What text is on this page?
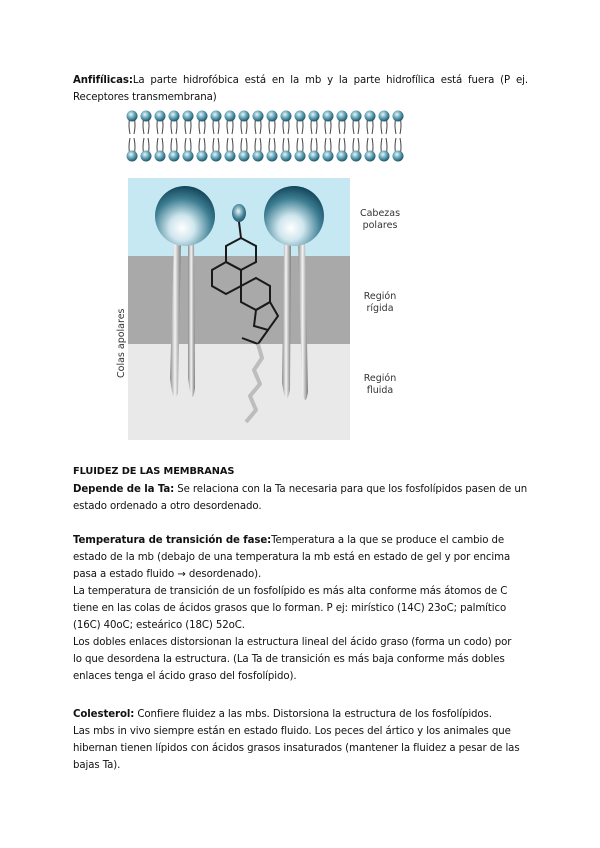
Anfifílicas:La parte hidrofóbica está en la mb y la parte hidrofílica está fuera (P ej.
Receptores transmembrana)
Colas apolares
Cabezas
polares
Región
rígida
Región
fluida
FLUIDEZ DE LAS MEMBRANAS
Depende de la Ta: Se relaciona con la Ta necesaria para que los fosfolípidos pasen de un
estado ordenado a otro desordenado.
Temperatura de transición de fase:Temperatura a la que se produce el cambio de
estado de la mb (debajo de una temperatura la mb está en estado de gel y por encima
pasa a estado fluido → desordenado).
La temperatura de transición de un fosfolípido es más alta conforme más átomos de C
tiene en las colas de ácidos grasos que lo forman. P ej: mirístico (14C) 23oC; palmítico
(16C) 40oC; esteárico (18C) 52oC.
Los dobles enlaces distorsionan la estructura lineal del ácido graso (forma un codo) por
lo que desordena la estructura. (La Ta de transición es más baja conforme más dobles
enlaces tenga el ácido graso del fosfolípido).
Colesterol: Confiere fluidez a las mbs. Distorsiona la estructura de los fosfolípidos.
Las mbs in vivo siempre están en estado fluido. Los peces del ártico y los animales que
hibernan tienen lípidos con ácidos grasos insaturados (mantener la fluidez a pesar de las
bajas Ta).
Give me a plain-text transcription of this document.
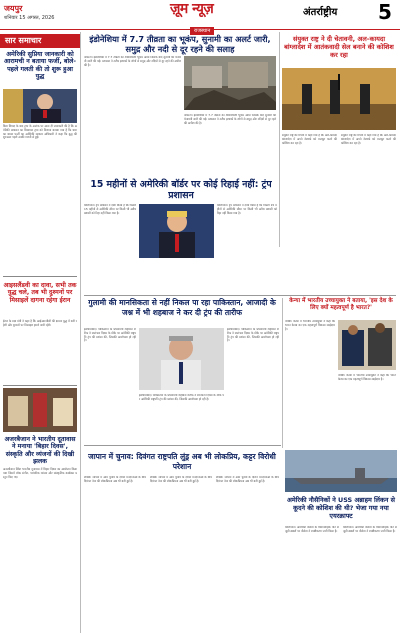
जयपुर
शनिवार 15 अगस्त, 2026
ज़ूम न्यूज़
राजस्थान
अंतर्राष्ट्रीय 5
सार समाचार
अमेरिकी सुप्रिया जानकारी को आरामची न बताया फर्जी, बोले-पहले गलती की तो शुरू हुआ युद्ध
बिना विवाद के बाद ट्रम्प के आतंक पर आज दी जानकारी की है कि अमेरिकी प्रशासन का बियावान ट्रम्प को निशाना बनाया गया है कि धारा का बयान फर्जी का अमेरिकी सरकार अधिकारी ने कहा कि युद्ध की शुरुआत पहले उनकी गलती से हुई।
आइसलैंडवी का दावा, सभी तक युद्ध चले, तब भी दुश्मनों पर मिसाइलें दागना रहेगा ईरान
ईरान के रक्षा मंत्री ने कहा है कि आईआरजीसी की क्षमता युद्ध में बनी रहेगी और दुश्मनों पर मिसाइल हमले जारी रहेंगे।
अजरबैजान ने भारतीय दूतावास ने मनाया 'बिहार दिवस', संस्कृति और व्यंजनों की दिखी झलक
अजरबैजान स्थित भारतीय दूतावास में बिहार दिवस का आयोजन किया गया जिसमें लोक संगीत, पारंपरिक व्यंजन और सांस्कृतिक कार्यक्रम प्रस्तुत किए गए।
इंडोनेशिया में 7.7 तीव्रता का भूकंप, सुनामी का अलर्ट जारी, समुद्र और नदी से दूर रहने की सलाह
जकार्ता। इंडोनेशिया में 7.7 तीव्रता का शक्तिशाली भूकंप आया जिसके बाद सुनामी की चेतावनी जारी की गई। प्रशासन ने तटीय इलाकों के लोगों से समुद्र और नदियों से दूर रहने की अपील की है।
जकार्ता। इंडोनेशिया में 7.7 तीव्रता का शक्तिशाली भूकंप आया जिसके बाद सुनामी की चेतावनी जारी की गई। प्रशासन ने तटीय इलाकों के लोगों से समुद्र और नदियों से दूर रहने की अपील की है।
संयुक्त राष्ट्र ने दी चेतावनी, अल-कायदा बांग्लादेश में आतंकवादी सेल बनाने की कोशिश कर रहा
संयुक्त राष्ट्र की रिपोर्ट में कहा गया है कि अल-कायदा बांग्लादेश में अपने नेटवर्क को मजबूत करने की कोशिश कर रहा है।
संयुक्त राष्ट्र की रिपोर्ट में कहा गया है कि अल-कायदा बांग्लादेश में अपने नेटवर्क को मजबूत करने की कोशिश कर रहा है।
15 महीनों से अमेरिकी बॉर्डर पर कोई रिहाई नहीं: ट्रंप प्रशासन
वॉशिंगटन। ट्रंप प्रशासन ने दावा किया है कि पिछले 15 महीनों से अमेरिकी सीमा पर किसी भी अवैध प्रवासी को रिहा नहीं किया गया है।
वॉशिंगटन। ट्रंप प्रशासन ने दावा किया है कि पिछले 15 महीनों से अमेरिकी सीमा पर किसी भी अवैध प्रवासी को रिहा नहीं किया गया है।
गुलामी की मानसिकता से नहीं निकल पा रहा पाकिस्तान, आजादी के जश्न में भी शहबाज ने कर दी ट्रंप की तारीफ
इस्लामाबाद। पाकिस्तान के प्रधानमंत्री शहबाज शरीफ ने स्वतंत्रता दिवस के मौके पर अमेरिकी राष्ट्रपति ट्रंप की प्रशंसा की, जिसकी आलोचना हो रही है।
इस्लामाबाद। पाकिस्तान के प्रधानमंत्री शहबाज शरीफ ने स्वतंत्रता दिवस के मौके पर अमेरिकी राष्ट्रपति ट्रंप की प्रशंसा की, जिसकी आलोचना हो रही है।
इस्लामाबाद। पाकिस्तान के प्रधानमंत्री शहबाज शरीफ ने स्वतंत्रता दिवस के मौके पर अमेरिकी राष्ट्रपति ट्रंप की प्रशंसा की, जिसकी आलोचना हो रही है।
केन्या में भारतीय उच्चायुक्त ने बताया, 'इस देश के लिए क्यों महत्वपूर्ण है भारत?'
नैरोबी। केन्या में भारतीय उच्चायुक्त ने कहा कि भारत केन्या का एक महत्वपूर्ण विकास साझेदार है।
नैरोबी। केन्या में भारतीय उच्चायुक्त ने कहा कि भारत केन्या का एक महत्वपूर्ण विकास साझेदार है।
जापान में चुनाव: दिवंगत राष्ट्रपति लुंड्र अब भी लोकप्रिय, कट्टर विरोधी परेशान
टोक्यो। जापान में आम चुनाव के दौरान मतदाताओं के बीच दिवंगत नेता की लोकप्रियता अब भी बनी हुई है।
टोक्यो। जापान में आम चुनाव के दौरान मतदाताओं के बीच दिवंगत नेता की लोकप्रियता अब भी बनी हुई है।
टोक्यो। जापान में आम चुनाव के दौरान मतदाताओं के बीच दिवंगत नेता की लोकप्रियता अब भी बनी हुई है।
अमेरिकी नौसैनिकों ने USS अब्राहम लिंकन से कूदने की कोशिश की थी? भेजा गया नया एयरक्राफ्ट
वॉशिंगटन। अमेरिकी नौसेना के विमानवाहक पोत से जुड़ी खबरों पर नौसेना ने स्पष्टीकरण जारी किया है।
वॉशिंगटन। अमेरिकी नौसेना के विमानवाहक पोत से जुड़ी खबरों पर नौसेना ने स्पष्टीकरण जारी किया है।
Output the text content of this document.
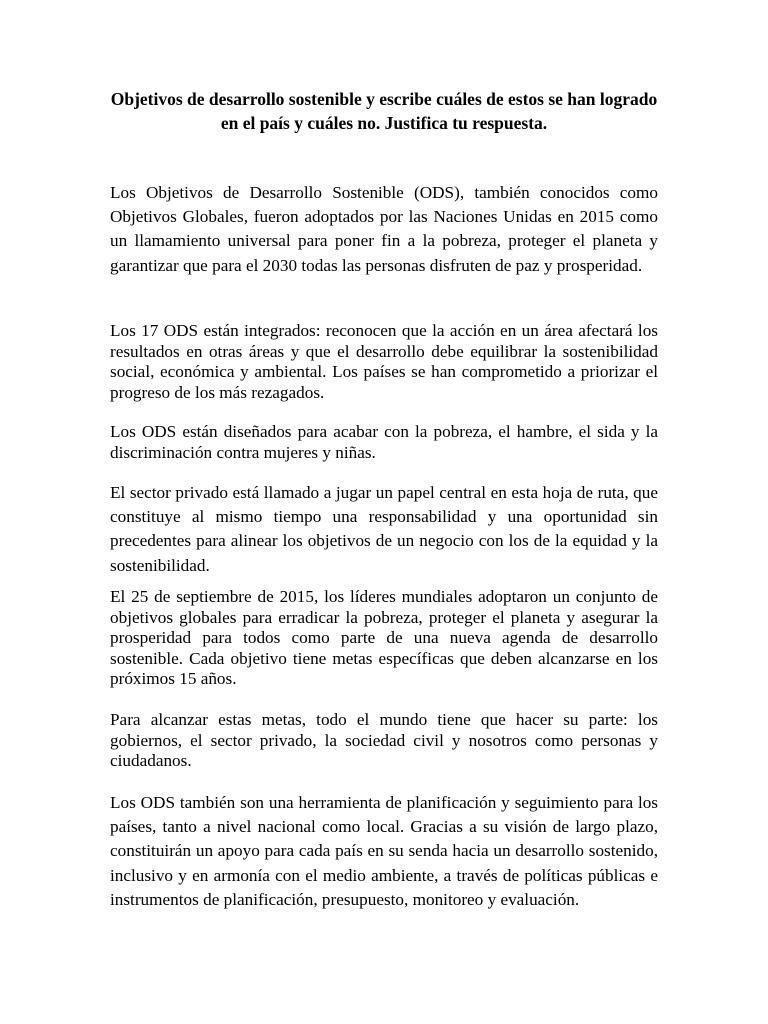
Objetivos de desarrollo sostenible y escribe cuáles de estos se han logrado en el país y cuáles no. Justifica tu respuesta.

Los Objetivos de Desarrollo Sostenible (ODS), también conocidos como Objetivos Globales, fueron adoptados por las Naciones Unidas en 2015 como un llamamiento universal para poner fin a la pobreza, proteger el planeta y garantizar que para el 2030 todas las personas disfruten de paz y prosperidad.

Los 17 ODS están integrados: reconocen que la acción en un área afectará los resultados en otras áreas y que el desarrollo debe equilibrar la sostenibilidad social, económica y ambiental. Los países se han comprometido a priorizar el progreso de los más rezagados.

Los ODS están diseñados para acabar con la pobreza, el hambre, el sida y la discriminación contra mujeres y niñas.

El sector privado está llamado a jugar un papel central en esta hoja de ruta, que constituye al mismo tiempo una responsabilidad y una oportunidad sin precedentes para alinear los objetivos de un negocio con los de la equidad y la sostenibilidad.

El 25 de septiembre de 2015, los líderes mundiales adoptaron un conjunto de objetivos globales para erradicar la pobreza, proteger el planeta y asegurar la prosperidad para todos como parte de una nueva agenda de desarrollo sostenible. Cada objetivo tiene metas específicas que deben alcanzarse en los próximos 15 años.

Para alcanzar estas metas, todo el mundo tiene que hacer su parte: los gobiernos, el sector privado, la sociedad civil y nosotros como personas y ciudadanos.

Los ODS también son una herramienta de planificación y seguimiento para los países, tanto a nivel nacional como local. Gracias a su visión de largo plazo, constituirán un apoyo para cada país en su senda hacia un desarrollo sostenido, inclusivo y en armonía con el medio ambiente, a través de políticas públicas e instrumentos de planificación, presupuesto, monitoreo y evaluación.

----------------------------------------

Problem to solve: Find and copy each line above that includes the string "privado".

Solution:
El sector privado está llamado a jugar un papel central en esta hoja de ruta, que constituye al mismo tiempo una responsabilidad y una oportunidad sin precedentes para alinear los objetivos de un negocio con los de la equidad y la sostenibilidad.
Para alcanzar estas metas, todo el mundo tiene que hacer su parte: los gobiernos, el sector privado, la sociedad civil y nosotros como personas y ciudadanos.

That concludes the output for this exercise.